DESCRIPTION OF THE TASK
Select every line containing the word "JSON" from the material, and copy those lines.

RECORDS FOR THIS EXERCISE
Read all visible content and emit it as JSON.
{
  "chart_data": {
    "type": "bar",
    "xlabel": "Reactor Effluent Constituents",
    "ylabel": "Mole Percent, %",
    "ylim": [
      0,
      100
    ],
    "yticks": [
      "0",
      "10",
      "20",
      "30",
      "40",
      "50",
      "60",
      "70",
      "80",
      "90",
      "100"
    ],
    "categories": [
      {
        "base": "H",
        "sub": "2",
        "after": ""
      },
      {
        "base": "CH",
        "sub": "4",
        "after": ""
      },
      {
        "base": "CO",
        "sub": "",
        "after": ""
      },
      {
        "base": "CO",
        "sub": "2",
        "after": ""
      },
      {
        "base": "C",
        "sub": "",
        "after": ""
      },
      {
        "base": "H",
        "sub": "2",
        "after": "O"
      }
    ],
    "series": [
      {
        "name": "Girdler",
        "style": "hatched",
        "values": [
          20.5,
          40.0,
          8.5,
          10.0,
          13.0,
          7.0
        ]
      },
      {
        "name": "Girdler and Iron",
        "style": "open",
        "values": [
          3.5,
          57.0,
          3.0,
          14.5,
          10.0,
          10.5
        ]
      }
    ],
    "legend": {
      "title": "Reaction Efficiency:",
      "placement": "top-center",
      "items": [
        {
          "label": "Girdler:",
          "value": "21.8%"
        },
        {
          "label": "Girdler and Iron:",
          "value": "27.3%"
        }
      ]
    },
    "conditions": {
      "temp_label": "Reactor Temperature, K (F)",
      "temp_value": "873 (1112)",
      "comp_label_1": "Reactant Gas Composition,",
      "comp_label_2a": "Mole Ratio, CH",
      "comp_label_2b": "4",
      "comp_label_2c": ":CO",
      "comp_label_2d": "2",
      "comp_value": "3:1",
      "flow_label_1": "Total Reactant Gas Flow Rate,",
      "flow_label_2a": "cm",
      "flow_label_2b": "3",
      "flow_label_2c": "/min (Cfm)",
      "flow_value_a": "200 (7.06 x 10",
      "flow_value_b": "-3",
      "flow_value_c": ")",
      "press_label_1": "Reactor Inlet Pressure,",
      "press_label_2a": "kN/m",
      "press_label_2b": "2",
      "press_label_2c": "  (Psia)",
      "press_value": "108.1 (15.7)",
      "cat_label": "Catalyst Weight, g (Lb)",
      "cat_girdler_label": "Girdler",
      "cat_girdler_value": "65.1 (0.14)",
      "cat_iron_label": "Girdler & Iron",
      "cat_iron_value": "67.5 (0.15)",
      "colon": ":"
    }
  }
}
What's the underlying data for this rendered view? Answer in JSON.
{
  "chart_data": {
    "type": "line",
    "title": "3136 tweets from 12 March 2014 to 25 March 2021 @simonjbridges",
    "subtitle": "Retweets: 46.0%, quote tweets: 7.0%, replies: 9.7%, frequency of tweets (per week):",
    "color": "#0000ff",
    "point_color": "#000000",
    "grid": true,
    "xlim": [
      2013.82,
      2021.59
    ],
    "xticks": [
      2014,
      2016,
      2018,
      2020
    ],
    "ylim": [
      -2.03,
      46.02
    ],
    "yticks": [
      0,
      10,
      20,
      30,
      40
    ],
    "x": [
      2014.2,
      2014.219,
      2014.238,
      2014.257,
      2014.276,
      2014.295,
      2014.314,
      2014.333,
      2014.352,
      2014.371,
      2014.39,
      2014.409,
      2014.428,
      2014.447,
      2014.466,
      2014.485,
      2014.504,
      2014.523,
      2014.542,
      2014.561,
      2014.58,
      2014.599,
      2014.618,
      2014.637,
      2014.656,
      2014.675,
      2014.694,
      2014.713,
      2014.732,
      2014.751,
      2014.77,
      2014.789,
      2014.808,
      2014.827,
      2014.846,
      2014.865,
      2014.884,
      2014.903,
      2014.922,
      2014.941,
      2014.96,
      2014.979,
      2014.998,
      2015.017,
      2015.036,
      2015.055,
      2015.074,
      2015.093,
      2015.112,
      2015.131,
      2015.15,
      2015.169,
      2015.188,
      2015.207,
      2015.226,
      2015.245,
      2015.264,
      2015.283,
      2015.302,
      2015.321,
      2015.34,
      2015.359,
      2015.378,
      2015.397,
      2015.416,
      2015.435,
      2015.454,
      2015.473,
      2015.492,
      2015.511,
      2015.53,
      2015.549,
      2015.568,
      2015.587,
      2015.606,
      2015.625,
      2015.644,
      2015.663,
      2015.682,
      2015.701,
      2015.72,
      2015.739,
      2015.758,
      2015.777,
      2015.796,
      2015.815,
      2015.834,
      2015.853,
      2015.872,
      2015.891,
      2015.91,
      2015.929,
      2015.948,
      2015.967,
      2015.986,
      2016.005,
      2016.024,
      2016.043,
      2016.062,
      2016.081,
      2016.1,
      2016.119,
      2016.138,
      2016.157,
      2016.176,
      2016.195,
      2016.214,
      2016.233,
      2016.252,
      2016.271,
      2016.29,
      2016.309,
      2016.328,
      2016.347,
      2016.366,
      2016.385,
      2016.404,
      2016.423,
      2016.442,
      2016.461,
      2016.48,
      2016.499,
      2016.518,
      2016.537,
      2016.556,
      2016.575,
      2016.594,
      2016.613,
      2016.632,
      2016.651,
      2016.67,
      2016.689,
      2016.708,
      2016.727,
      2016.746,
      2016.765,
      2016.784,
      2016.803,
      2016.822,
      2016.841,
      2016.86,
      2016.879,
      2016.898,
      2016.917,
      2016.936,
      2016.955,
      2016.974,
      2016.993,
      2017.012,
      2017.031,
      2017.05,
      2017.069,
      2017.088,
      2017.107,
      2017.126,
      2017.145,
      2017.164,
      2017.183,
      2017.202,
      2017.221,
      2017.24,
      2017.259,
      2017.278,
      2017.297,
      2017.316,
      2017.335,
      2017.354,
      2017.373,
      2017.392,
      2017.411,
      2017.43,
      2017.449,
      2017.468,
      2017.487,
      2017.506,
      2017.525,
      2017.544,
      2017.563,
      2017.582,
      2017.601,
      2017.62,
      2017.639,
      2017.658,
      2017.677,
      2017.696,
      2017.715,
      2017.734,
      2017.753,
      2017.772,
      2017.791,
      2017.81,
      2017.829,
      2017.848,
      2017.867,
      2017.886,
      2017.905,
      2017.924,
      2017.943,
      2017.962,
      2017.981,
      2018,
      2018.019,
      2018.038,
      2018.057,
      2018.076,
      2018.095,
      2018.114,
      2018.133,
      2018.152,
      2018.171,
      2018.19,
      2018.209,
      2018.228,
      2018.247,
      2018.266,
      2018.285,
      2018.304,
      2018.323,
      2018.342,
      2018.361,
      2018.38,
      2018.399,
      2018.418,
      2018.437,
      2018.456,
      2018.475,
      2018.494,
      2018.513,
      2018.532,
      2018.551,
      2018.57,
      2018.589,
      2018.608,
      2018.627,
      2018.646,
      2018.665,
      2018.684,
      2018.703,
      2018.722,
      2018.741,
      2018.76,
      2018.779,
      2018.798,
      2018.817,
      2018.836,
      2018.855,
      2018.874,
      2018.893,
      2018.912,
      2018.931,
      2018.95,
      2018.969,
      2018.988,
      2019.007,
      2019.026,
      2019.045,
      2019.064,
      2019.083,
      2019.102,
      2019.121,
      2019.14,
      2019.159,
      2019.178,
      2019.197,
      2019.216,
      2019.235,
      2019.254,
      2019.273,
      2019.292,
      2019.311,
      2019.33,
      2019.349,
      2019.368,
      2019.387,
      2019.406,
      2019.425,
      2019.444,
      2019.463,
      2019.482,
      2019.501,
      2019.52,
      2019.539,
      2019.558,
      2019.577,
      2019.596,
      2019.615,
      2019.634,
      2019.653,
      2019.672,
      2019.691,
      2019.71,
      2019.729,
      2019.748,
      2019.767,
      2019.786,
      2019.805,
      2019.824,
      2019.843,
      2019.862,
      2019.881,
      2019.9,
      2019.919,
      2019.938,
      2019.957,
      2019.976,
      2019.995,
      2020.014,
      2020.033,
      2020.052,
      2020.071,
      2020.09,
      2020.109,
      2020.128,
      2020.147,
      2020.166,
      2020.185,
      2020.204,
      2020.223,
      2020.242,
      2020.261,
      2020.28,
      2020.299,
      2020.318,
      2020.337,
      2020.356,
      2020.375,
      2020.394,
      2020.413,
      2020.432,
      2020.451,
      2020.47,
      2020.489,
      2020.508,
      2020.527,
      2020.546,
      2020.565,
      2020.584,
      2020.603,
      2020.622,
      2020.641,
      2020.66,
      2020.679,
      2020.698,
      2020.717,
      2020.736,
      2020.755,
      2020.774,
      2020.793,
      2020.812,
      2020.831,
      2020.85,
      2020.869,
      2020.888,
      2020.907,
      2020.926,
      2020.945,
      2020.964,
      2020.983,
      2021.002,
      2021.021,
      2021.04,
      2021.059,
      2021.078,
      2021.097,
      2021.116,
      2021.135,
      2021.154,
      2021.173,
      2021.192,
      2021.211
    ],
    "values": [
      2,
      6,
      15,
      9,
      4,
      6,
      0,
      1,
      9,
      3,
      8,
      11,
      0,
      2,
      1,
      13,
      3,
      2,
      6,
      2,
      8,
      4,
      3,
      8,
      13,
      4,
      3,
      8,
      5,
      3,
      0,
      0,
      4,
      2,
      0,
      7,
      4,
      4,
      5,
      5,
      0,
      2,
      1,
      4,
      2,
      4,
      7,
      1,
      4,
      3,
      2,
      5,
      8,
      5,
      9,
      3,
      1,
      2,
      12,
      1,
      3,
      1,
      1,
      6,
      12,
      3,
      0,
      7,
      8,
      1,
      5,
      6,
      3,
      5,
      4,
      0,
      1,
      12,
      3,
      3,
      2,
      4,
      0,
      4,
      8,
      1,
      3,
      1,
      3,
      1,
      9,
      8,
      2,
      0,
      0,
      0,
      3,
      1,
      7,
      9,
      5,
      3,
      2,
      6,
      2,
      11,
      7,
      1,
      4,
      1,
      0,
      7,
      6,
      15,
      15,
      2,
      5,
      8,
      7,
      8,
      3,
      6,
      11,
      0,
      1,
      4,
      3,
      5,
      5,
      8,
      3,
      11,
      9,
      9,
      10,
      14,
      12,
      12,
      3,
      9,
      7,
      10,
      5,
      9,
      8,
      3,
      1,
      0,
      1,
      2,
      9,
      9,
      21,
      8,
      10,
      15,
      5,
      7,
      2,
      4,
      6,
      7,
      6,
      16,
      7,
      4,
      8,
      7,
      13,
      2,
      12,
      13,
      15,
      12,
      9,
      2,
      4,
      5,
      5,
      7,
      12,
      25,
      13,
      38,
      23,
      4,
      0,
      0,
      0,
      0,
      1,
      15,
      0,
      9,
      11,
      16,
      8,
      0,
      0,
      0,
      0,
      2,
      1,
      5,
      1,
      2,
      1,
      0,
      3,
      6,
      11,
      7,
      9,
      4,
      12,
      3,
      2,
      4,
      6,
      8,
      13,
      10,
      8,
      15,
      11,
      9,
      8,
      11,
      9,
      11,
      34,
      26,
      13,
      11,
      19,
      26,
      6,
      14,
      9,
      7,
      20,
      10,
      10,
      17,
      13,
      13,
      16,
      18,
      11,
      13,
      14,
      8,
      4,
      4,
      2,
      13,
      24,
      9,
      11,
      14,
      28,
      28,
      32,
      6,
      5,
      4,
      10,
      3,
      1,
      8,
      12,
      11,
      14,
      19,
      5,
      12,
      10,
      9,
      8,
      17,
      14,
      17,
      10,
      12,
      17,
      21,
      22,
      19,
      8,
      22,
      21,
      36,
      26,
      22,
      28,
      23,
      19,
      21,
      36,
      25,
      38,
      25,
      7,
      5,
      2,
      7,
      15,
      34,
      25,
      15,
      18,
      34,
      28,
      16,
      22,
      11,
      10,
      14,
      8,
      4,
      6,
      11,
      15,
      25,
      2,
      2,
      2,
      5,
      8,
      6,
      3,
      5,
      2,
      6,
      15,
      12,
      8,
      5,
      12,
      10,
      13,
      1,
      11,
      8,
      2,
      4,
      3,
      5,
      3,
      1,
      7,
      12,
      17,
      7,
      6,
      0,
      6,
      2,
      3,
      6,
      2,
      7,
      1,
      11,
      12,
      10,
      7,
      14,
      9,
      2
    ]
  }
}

EXERCISE RESPONSE
Read all visible content and emit it as JSON.
What's the underlying data for this rendered view? Answer in JSON.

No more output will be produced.